START

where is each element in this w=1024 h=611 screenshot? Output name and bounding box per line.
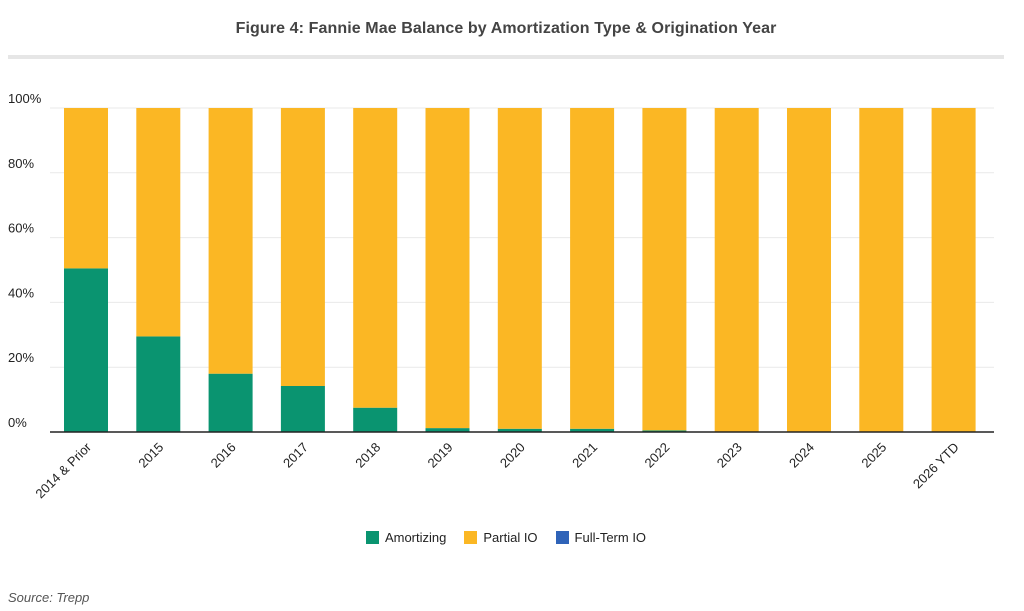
x-tick-label: 2024 (786, 440, 817, 471)
x-tick-label: 2019 (425, 440, 456, 471)
bar-amortizing (353, 407, 398, 432)
bar-amortizing (425, 428, 470, 432)
chart-title: Figure 4: Fannie Mae Balance by Amortiza… (235, 20, 777, 37)
x-tick-label: 2023 (714, 440, 745, 471)
y-tick-label: 20% (8, 350, 34, 365)
x-tick-label: 2022 (641, 440, 672, 471)
x-tick-label: 2020 (497, 440, 528, 471)
legend-label-partial-io: Partial IO (483, 530, 538, 545)
x-tick-label: 2021 (569, 440, 600, 471)
source-note: Source: Trepp (8, 590, 90, 605)
bar-amortizing (642, 430, 687, 432)
y-tick-label: 40% (8, 285, 34, 300)
legend-label-full-term-io: Full-Term IO (574, 530, 647, 545)
legend-swatch-partial-io (464, 531, 478, 544)
bar-partial-io (64, 108, 108, 269)
bar-partial-io (208, 108, 253, 374)
bar-partial-io (353, 108, 398, 408)
bar-amortizing (570, 428, 615, 432)
legend-item-partial-io: Partial IO (464, 530, 538, 545)
bar-partial-io (425, 108, 470, 429)
bar-partial-io (136, 108, 181, 337)
legend-swatch-full-term-io (555, 531, 569, 544)
legend-item-full-term-io: Full-Term IO (555, 530, 647, 545)
x-tick-label: 2026 YTD (910, 440, 962, 492)
legend-item-amortizing: Amortizing (365, 530, 447, 545)
bar-partial-io (931, 108, 976, 432)
y-tick-label: 60% (8, 221, 34, 236)
legend-swatch-amortizing (365, 531, 379, 544)
y-tick-label: 80% (8, 156, 34, 171)
bar-partial-io (859, 108, 904, 432)
bar-amortizing (497, 428, 542, 432)
bar-partial-io (497, 108, 542, 429)
y-tick-label: 0% (8, 415, 27, 430)
legend: Amortizing Partial IO Full-Term IO (0, 530, 1012, 545)
x-tick-label: 2015 (135, 440, 166, 471)
bar-amortizing (208, 373, 253, 432)
x-tick-label: 2018 (352, 440, 383, 471)
x-tick-label: 2014 & Prior (32, 439, 94, 501)
legend-label-amortizing: Amortizing (384, 530, 447, 545)
bar-partial-io (642, 108, 687, 431)
y-tick-label: 100% (8, 91, 42, 106)
bar-partial-io (280, 108, 325, 386)
bar-amortizing (136, 336, 181, 432)
x-tick-label: 2025 (858, 440, 889, 471)
x-tick-label: 2017 (280, 440, 311, 471)
title-divider (8, 55, 1004, 59)
bar-amortizing (280, 385, 325, 432)
stacked-bar-chart: 0% 20% 40% 60% 80% 100% 2014 & Prior 2015 2016 20… (8, 91, 994, 501)
bar-amortizing (64, 268, 108, 432)
bar-partial-io (570, 108, 615, 429)
bar-partial-io (714, 108, 759, 432)
bar-partial-io (787, 108, 831, 432)
x-tick-label: 2016 (208, 440, 239, 471)
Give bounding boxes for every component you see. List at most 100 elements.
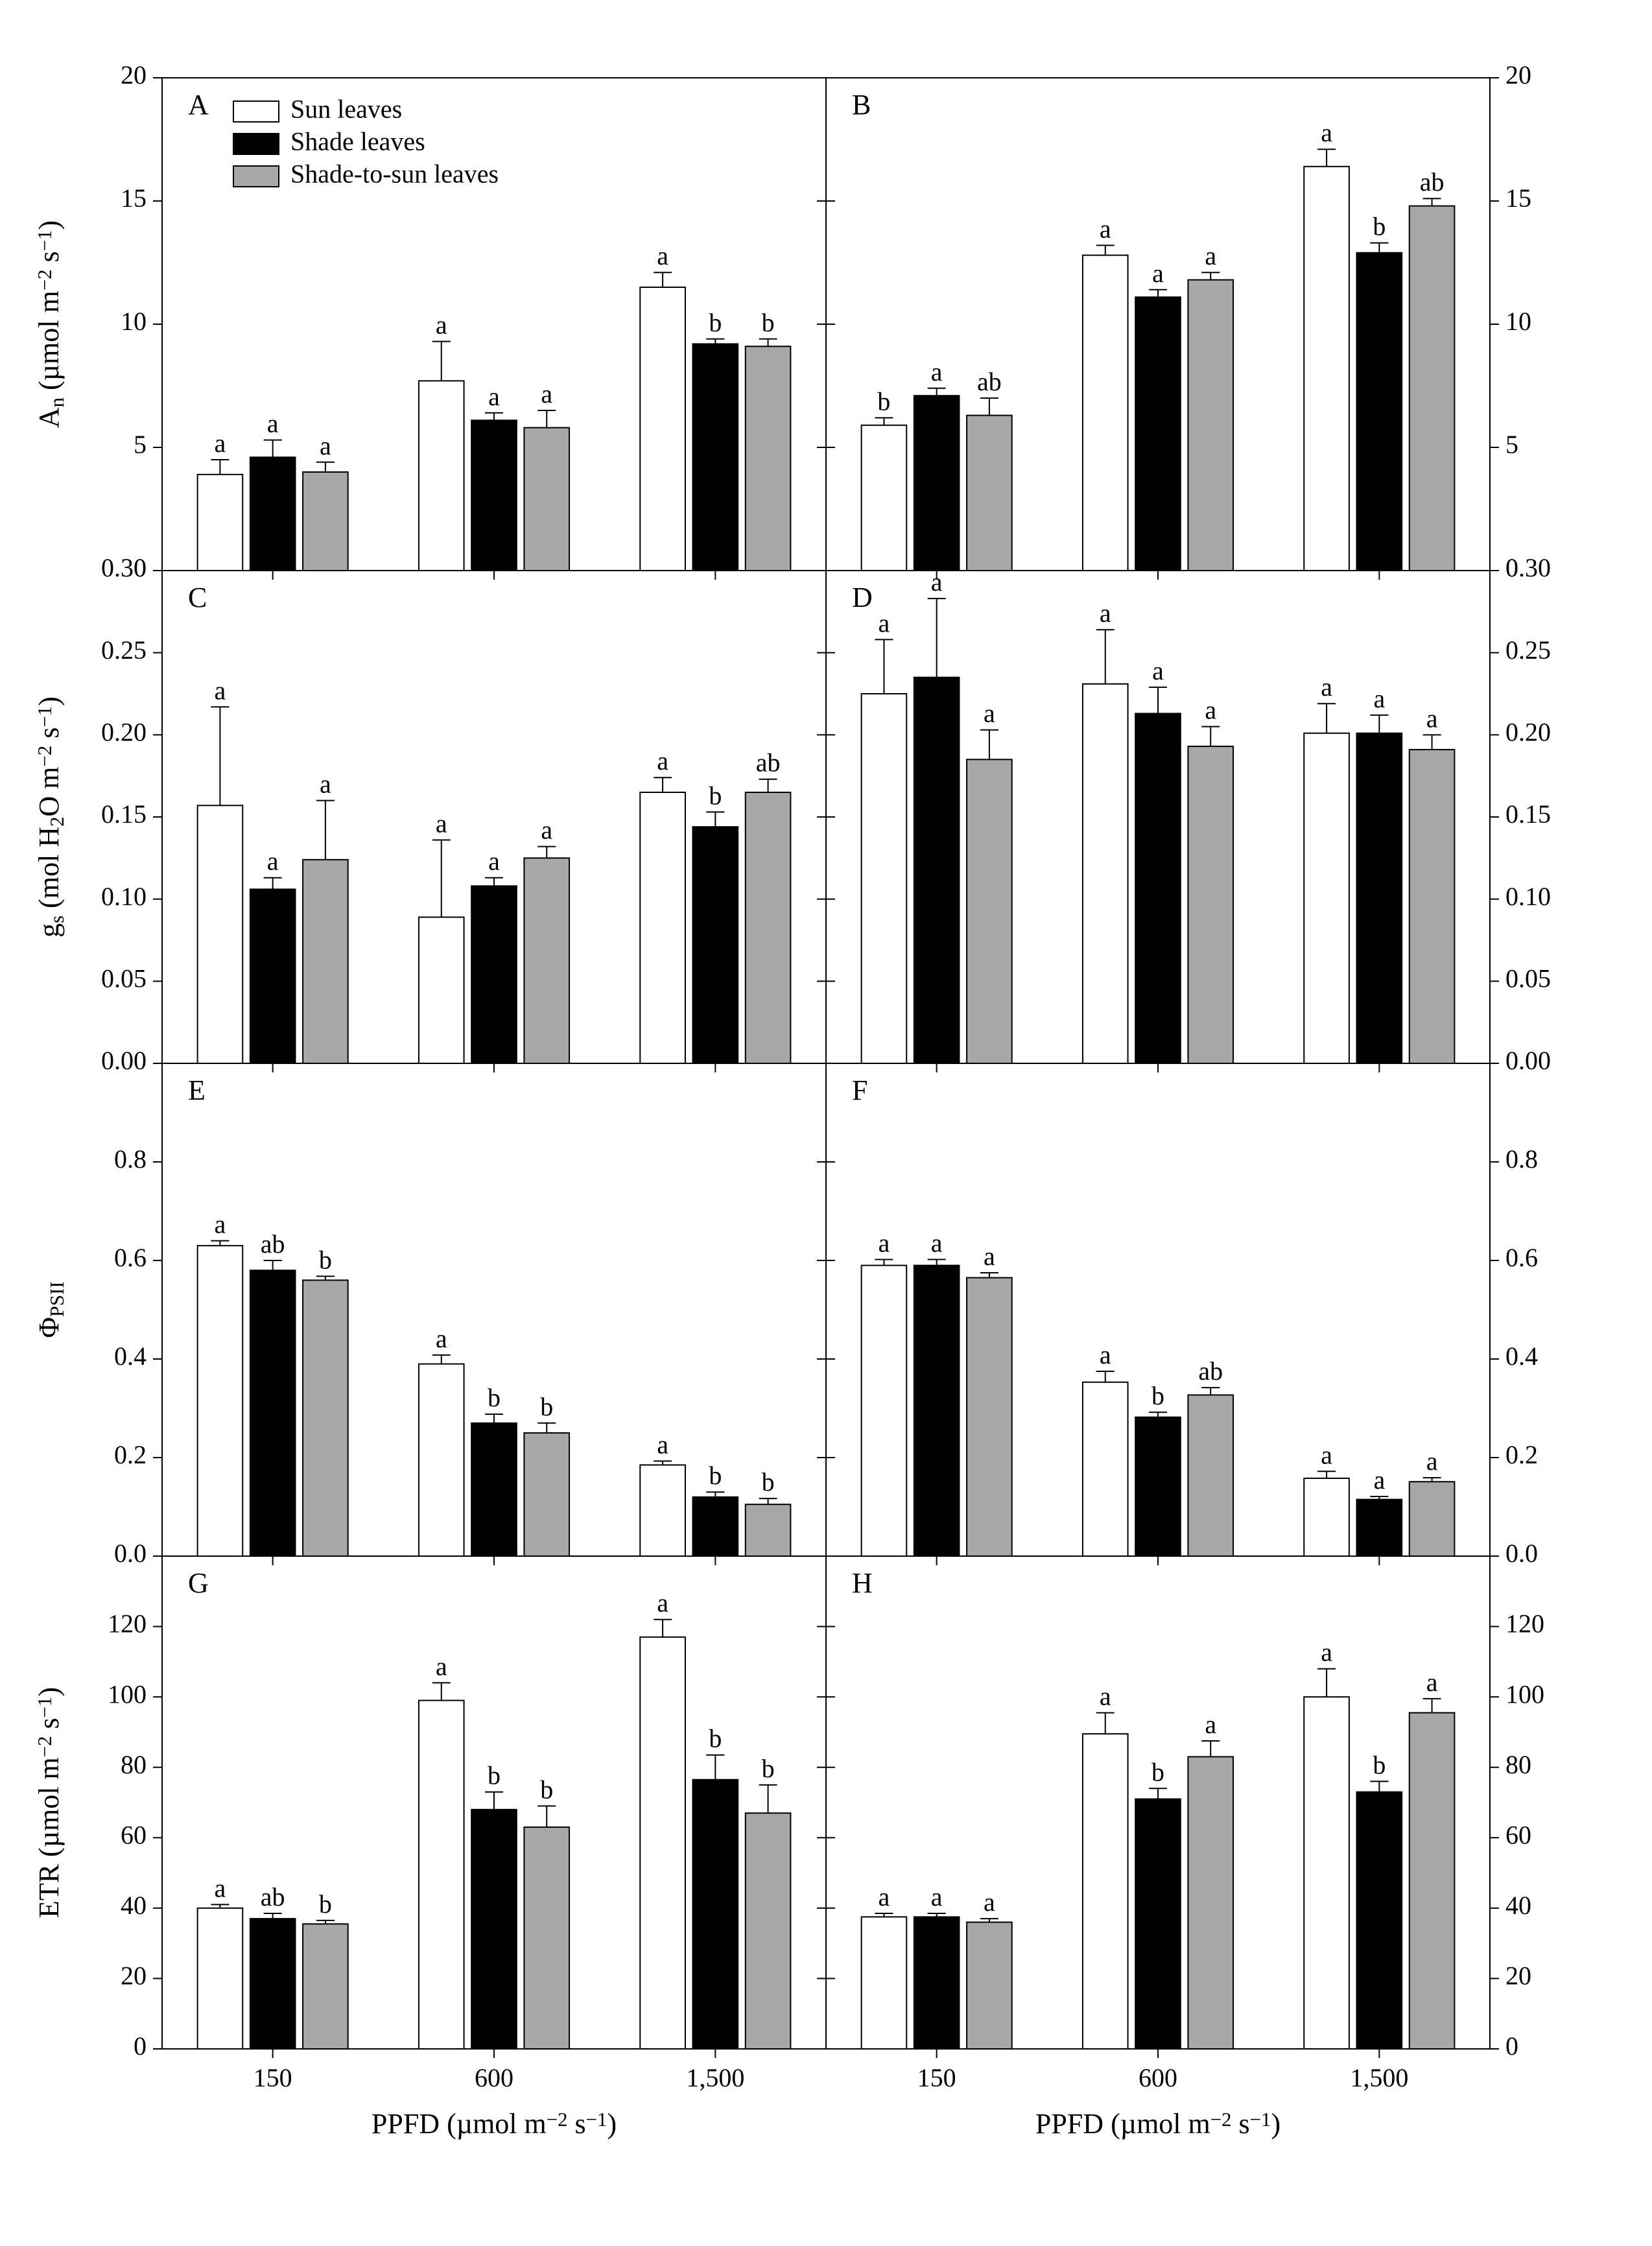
y-tick-label: 0.15 <box>1505 799 1551 829</box>
bar-shade_to_sun <box>1410 750 1455 1063</box>
bar-sun <box>198 475 243 571</box>
legend-label-shade: Shade leaves <box>290 127 425 156</box>
legend-swatch-shade <box>233 134 279 154</box>
sig-label: b <box>319 1889 332 1919</box>
bar-sun <box>419 1364 464 1556</box>
bar-sun <box>640 1465 685 1556</box>
panel-B: 05101520baabaaaababB <box>826 60 1531 582</box>
bar-shade_to_sun <box>1188 1756 1233 2049</box>
y-tick-label: 0.6 <box>1505 1243 1538 1272</box>
sig-label: b <box>709 308 722 337</box>
y-axis-title: ETR (µmol m−2 s−1) <box>33 1687 65 1918</box>
panel-letter: B <box>852 89 871 121</box>
sig-label: a <box>1373 1465 1385 1495</box>
y-tick-label: 0.05 <box>1505 964 1551 993</box>
x-tick-label: 150 <box>917 2063 956 2092</box>
sig-label: a <box>215 1873 226 1902</box>
sig-label: a <box>320 431 331 460</box>
sig-label: a <box>436 809 447 838</box>
x-tick-label: 1,500 <box>1350 2063 1408 2092</box>
sig-label: ab <box>1420 167 1445 196</box>
x-tick-label: 600 <box>475 2063 513 2092</box>
y-tick-label: 0.00 <box>1505 1046 1551 1075</box>
bar-shade_to_sun <box>746 1813 791 2049</box>
sig-label: b <box>319 1245 332 1274</box>
sig-label: a <box>1205 1710 1216 1739</box>
x-tick-label: 150 <box>254 2063 292 2092</box>
sig-label: b <box>1373 212 1386 241</box>
sig-label: a <box>657 1589 668 1618</box>
legend-swatch-shade_to_sun <box>233 166 279 187</box>
y-tick-label: 5 <box>1505 430 1518 459</box>
sig-label: a <box>657 241 668 270</box>
bar-sun <box>1304 1478 1349 1556</box>
y-tick-label: 0.4 <box>1505 1342 1538 1371</box>
panel-A: 05101520aaaaaaabbASun leavesShade leaves… <box>121 60 826 582</box>
sig-label: a <box>1426 1447 1438 1476</box>
y-tick-label: 60 <box>121 1820 147 1849</box>
bar-sun <box>198 805 243 1063</box>
bar-sun <box>1083 1734 1128 2049</box>
y-tick-label: 80 <box>1505 1750 1531 1779</box>
panel-F: 0.00.20.40.60.8aaaababaaaF <box>826 1063 1538 1568</box>
y-tick-label: 120 <box>1505 1609 1544 1638</box>
bar-sun <box>862 1917 907 2049</box>
sig-label: a <box>1321 1440 1332 1469</box>
panel-D: 0.000.050.100.150.200.250.30aaaaaaaaaD <box>826 553 1551 1075</box>
sig-label: b <box>488 1383 501 1412</box>
y-axis-title: An (µmol m−2 s−1) <box>33 220 68 428</box>
sig-label: a <box>879 1882 890 1911</box>
y-tick-label: 0.00 <box>101 1046 147 1075</box>
y-tick-label: 100 <box>1505 1679 1544 1708</box>
bar-sun <box>862 694 907 1063</box>
panel-letter: G <box>188 1567 209 1599</box>
sig-label: a <box>984 699 995 728</box>
bar-shade_to_sun <box>967 1922 1012 2049</box>
bar-shade_to_sun <box>746 346 791 571</box>
y-tick-label: 10 <box>121 307 147 336</box>
y-tick-label: 5 <box>134 430 147 459</box>
bar-sun <box>419 1701 464 2049</box>
sig-label: a <box>488 847 500 876</box>
sig-label: a <box>436 1651 447 1681</box>
bar-sun <box>1083 1382 1128 1556</box>
y-tick-label: 0.6 <box>114 1243 147 1272</box>
sig-label: a <box>541 379 552 408</box>
bar-shade_to_sun <box>524 1827 569 2049</box>
sig-label: b <box>762 1467 775 1496</box>
bar-sun <box>1304 167 1349 571</box>
bar-shade <box>471 886 517 1063</box>
sig-label: b <box>709 1461 722 1490</box>
sig-label: a <box>931 1882 943 1911</box>
bar-shade_to_sun <box>303 1924 348 2049</box>
bar-sun <box>1304 1697 1349 2049</box>
y-tick-label: 0.10 <box>101 882 147 911</box>
y-tick-label: 15 <box>1505 183 1531 213</box>
y-tick-label: 20 <box>1505 60 1531 89</box>
legend-label-shade_to_sun: Shade-to-sun leaves <box>290 160 499 189</box>
figure-svg: 05101520aaaaaaabbASun leavesShade leaves… <box>0 0 1652 2246</box>
sig-label: ab <box>756 748 781 777</box>
bar-shade_to_sun <box>303 860 348 1063</box>
legend: Sun leavesShade leavesShade-to-sun leave… <box>233 95 499 189</box>
sig-label: a <box>984 1242 995 1271</box>
sig-label: a <box>1100 1682 1111 1711</box>
bar-shade <box>1135 713 1181 1063</box>
bar-sun <box>419 381 464 571</box>
sig-label: a <box>267 847 279 876</box>
sig-label: b <box>540 1392 553 1421</box>
y-tick-label: 40 <box>121 1891 147 1920</box>
y-tick-label: 0.2 <box>114 1440 147 1469</box>
sig-label: b <box>762 1754 775 1783</box>
bar-shade_to_sun <box>746 792 791 1063</box>
bar-shade_to_sun <box>524 428 569 571</box>
bar-shade <box>1135 1799 1181 2049</box>
sig-label: a <box>879 608 890 637</box>
bar-shade_to_sun <box>1410 1482 1455 1556</box>
sig-label: a <box>931 567 943 597</box>
sig-label: a <box>931 357 943 386</box>
sig-label: a <box>984 1887 995 1917</box>
y-tick-label: 40 <box>1505 1891 1531 1920</box>
y-tick-label: 0.30 <box>1505 553 1551 582</box>
y-tick-label: 60 <box>1505 1820 1531 1849</box>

END

## WHAT THE TASK ASKS
Please copy out everything in the records from the line containing "y-tick-label: 0.15 <box>1505" down to the line containing "bar-sun <box>198 805 243 1063</box>", both of those lines included, reproducing each one verbatim.

## OUTPUT OF THE TASK
y-tick-label: 0.15 <box>1505 799 1551 829</box>
bar-shade_to_sun <box>1410 750 1455 1063</box>
bar-sun <box>198 475 243 571</box>
legend-label-shade: Shade leaves <box>290 127 425 156</box>
legend-swatch-shade <box>233 134 279 154</box>
sig-label: b <box>319 1889 332 1919</box>
bar-sun <box>419 1364 464 1556</box>
bar-sun <box>640 1465 685 1556</box>
panel-B: 05101520baabaaaababB <box>826 60 1531 582</box>
bar-shade_to_sun <box>1188 1756 1233 2049</box>
y-tick-label: 0.6 <box>1505 1243 1538 1272</box>
sig-label: b <box>709 308 722 337</box>
y-axis-title: ETR (µmol m−2 s−1) <box>33 1687 65 1918</box>
panel-letter: B <box>852 89 871 121</box>
sig-label: a <box>1373 1465 1385 1495</box>
y-tick-label: 0.05 <box>1505 964 1551 993</box>
x-tick-label: 150 <box>917 2063 956 2092</box>
sig-label: a <box>215 1873 226 1902</box>
sig-label: a <box>320 431 331 460</box>
sig-label: a <box>436 809 447 838</box>
x-tick-label: 1,500 <box>1350 2063 1408 2092</box>
sig-label: ab <box>1420 167 1445 196</box>
x-tick-label: 600 <box>475 2063 513 2092</box>
y-tick-label: 0.00 <box>1505 1046 1551 1075</box>
bar-shade_to_sun <box>746 1813 791 2049</box>
sig-label: b <box>319 1245 332 1274</box>
sig-label: a <box>1205 1710 1216 1739</box>
x-tick-label: 150 <box>254 2063 292 2092</box>
sig-label: b <box>1373 212 1386 241</box>
sig-label: a <box>657 1589 668 1618</box>
legend-swatch-shade_to_sun <box>233 166 279 187</box>
y-tick-label: 5 <box>1505 430 1518 459</box>
sig-label: a <box>657 241 668 270</box>
bar-sun <box>1304 1478 1349 1556</box>
y-tick-label: 0.4 <box>1505 1342 1538 1371</box>
panel-A: 05101520aaaaaaabbASun leavesShade leaves… <box>121 60 826 582</box>
sig-label: a <box>1426 1447 1438 1476</box>
y-tick-label: 60 <box>121 1820 147 1849</box>
bar-sun <box>198 805 243 1063</box>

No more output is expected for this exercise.